Omit every picture and output the rest of the records exactly as they are.
-- START Source data --
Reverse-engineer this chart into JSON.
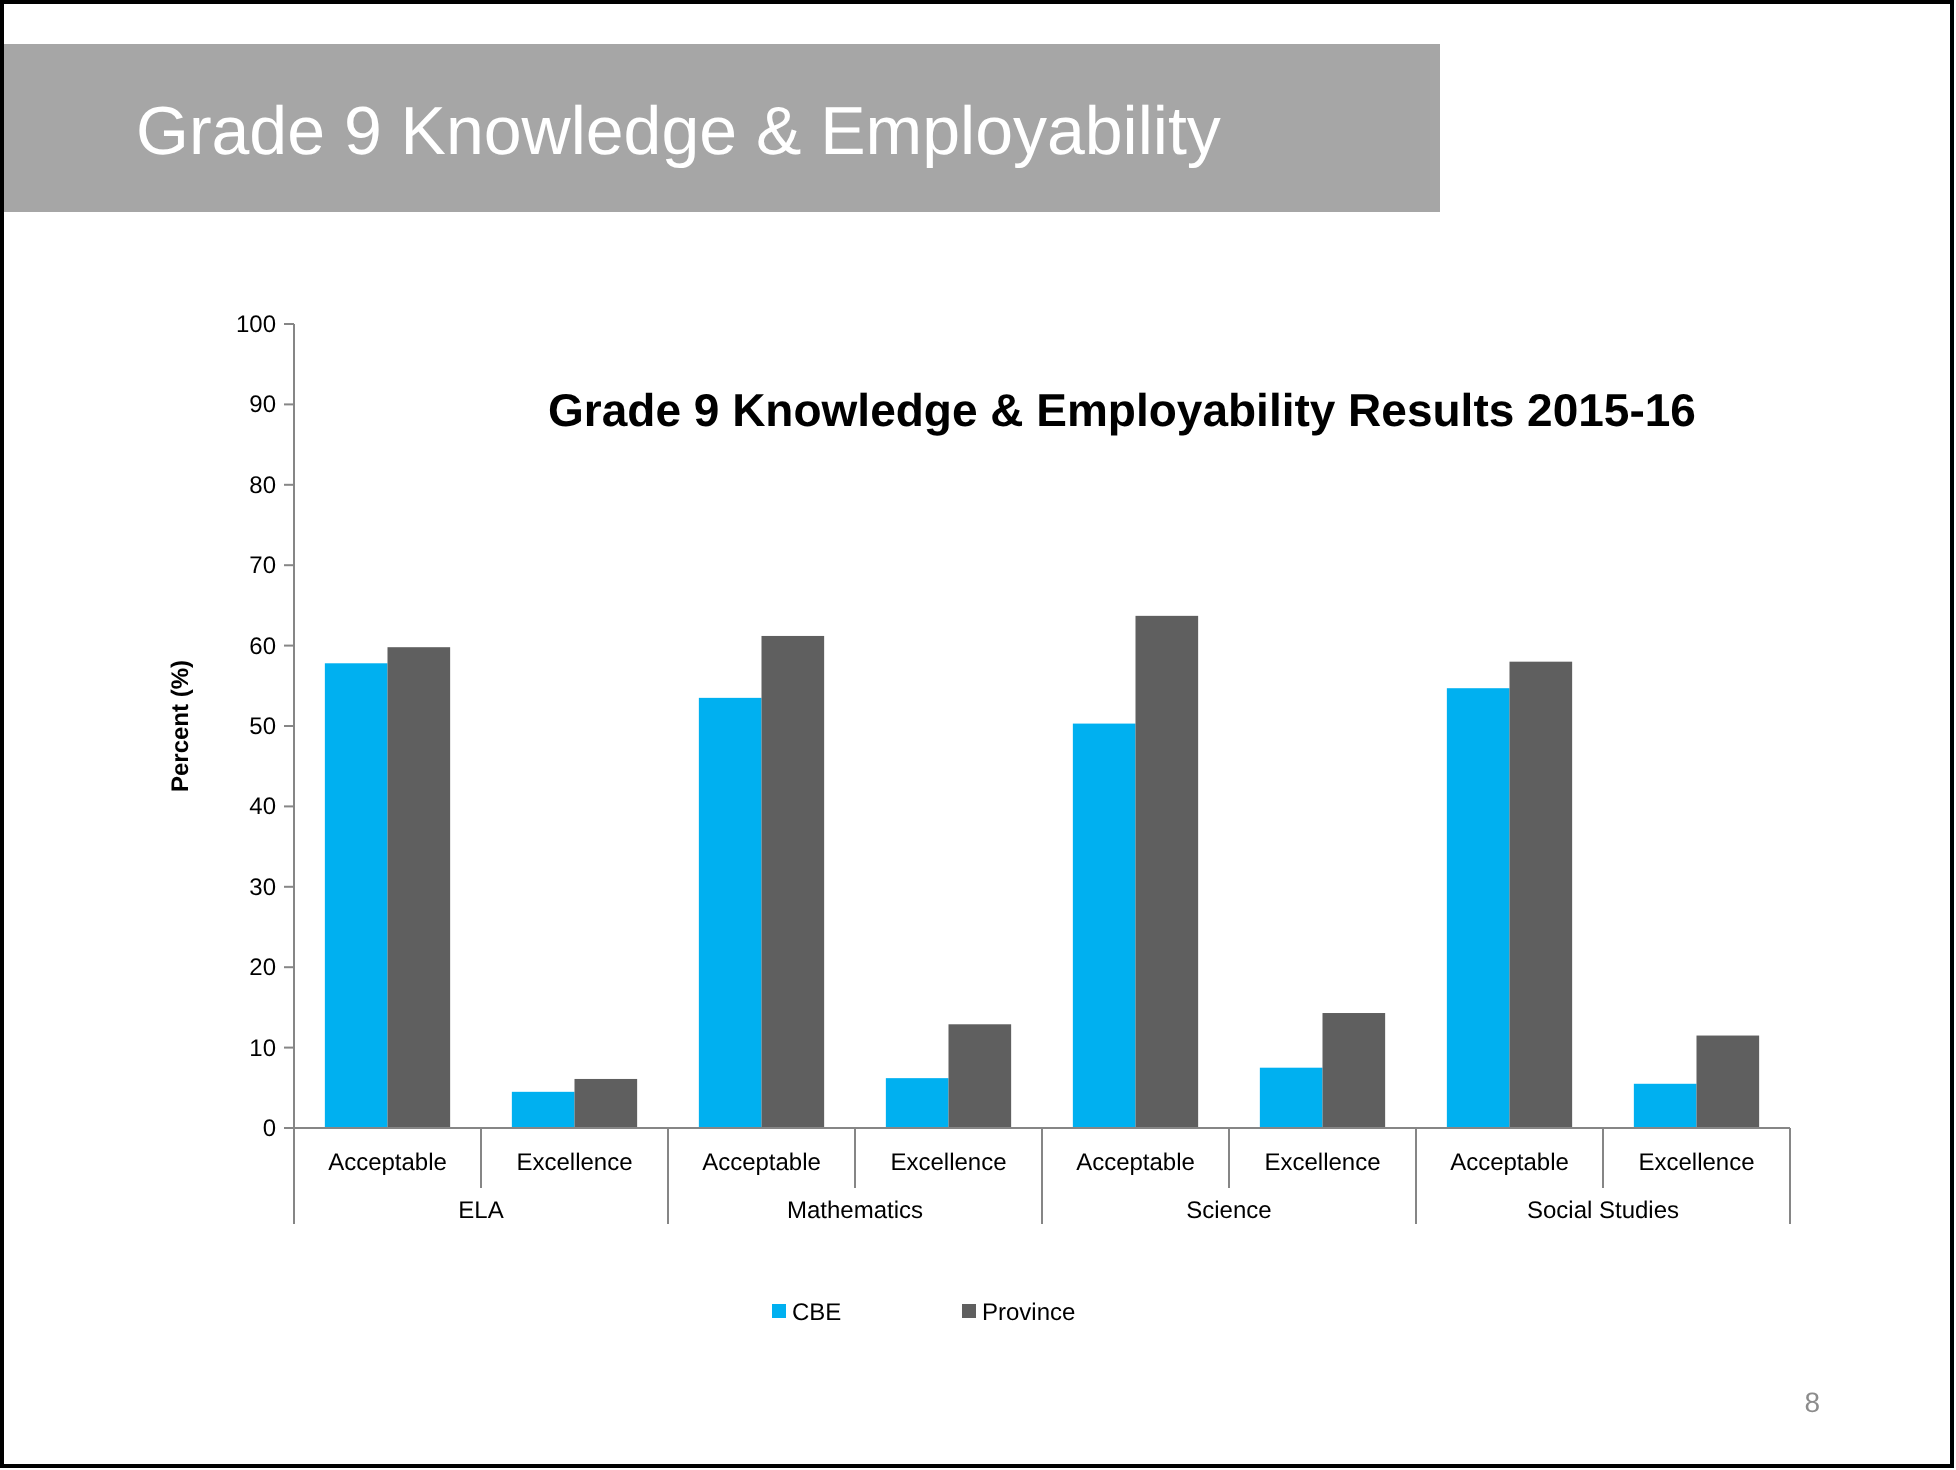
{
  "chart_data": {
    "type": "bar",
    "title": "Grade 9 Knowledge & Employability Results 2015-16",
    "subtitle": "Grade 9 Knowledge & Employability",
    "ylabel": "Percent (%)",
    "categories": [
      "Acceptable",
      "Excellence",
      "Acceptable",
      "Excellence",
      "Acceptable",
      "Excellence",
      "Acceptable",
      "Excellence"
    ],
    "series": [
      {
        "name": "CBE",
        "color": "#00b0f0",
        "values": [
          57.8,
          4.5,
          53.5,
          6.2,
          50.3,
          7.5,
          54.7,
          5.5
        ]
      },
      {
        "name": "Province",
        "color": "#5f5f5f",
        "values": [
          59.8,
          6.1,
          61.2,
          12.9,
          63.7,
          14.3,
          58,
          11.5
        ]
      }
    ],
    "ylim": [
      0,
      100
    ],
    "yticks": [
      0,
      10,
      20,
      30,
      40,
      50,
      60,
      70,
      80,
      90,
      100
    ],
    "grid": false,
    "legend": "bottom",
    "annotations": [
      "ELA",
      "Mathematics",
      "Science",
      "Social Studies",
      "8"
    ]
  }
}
-- END Source data --
=== Output of the exercise ===
Reverse-engineer this chart into JSON.
{
  "chart_data": {
    "type": "bar",
    "title": "Grade 9 Knowledge & Employability Results 2015-16",
    "subtitle": "Grade 9 Knowledge & Employability",
    "ylabel": "Percent (%)",
    "categories": [
      "Acceptable",
      "Excellence",
      "Acceptable",
      "Excellence",
      "Acceptable",
      "Excellence",
      "Acceptable",
      "Excellence"
    ],
    "series": [
      {
        "name": "CBE",
        "color": "#00b0f0",
        "values": [
          57.8,
          4.5,
          53.5,
          6.2,
          50.3,
          7.5,
          54.7,
          5.5
        ]
      },
      {
        "name": "Province",
        "color": "#5f5f5f",
        "values": [
          59.8,
          6.1,
          61.2,
          12.9,
          63.7,
          14.3,
          58,
          11.5
        ]
      }
    ],
    "ylim": [
      0,
      100
    ],
    "yticks": [
      0,
      10,
      20,
      30,
      40,
      50,
      60,
      70,
      80,
      90,
      100
    ],
    "grid": false,
    "legend": "bottom",
    "annotations": [
      "ELA",
      "Mathematics",
      "Science",
      "Social Studies",
      "8"
    ]
  }
}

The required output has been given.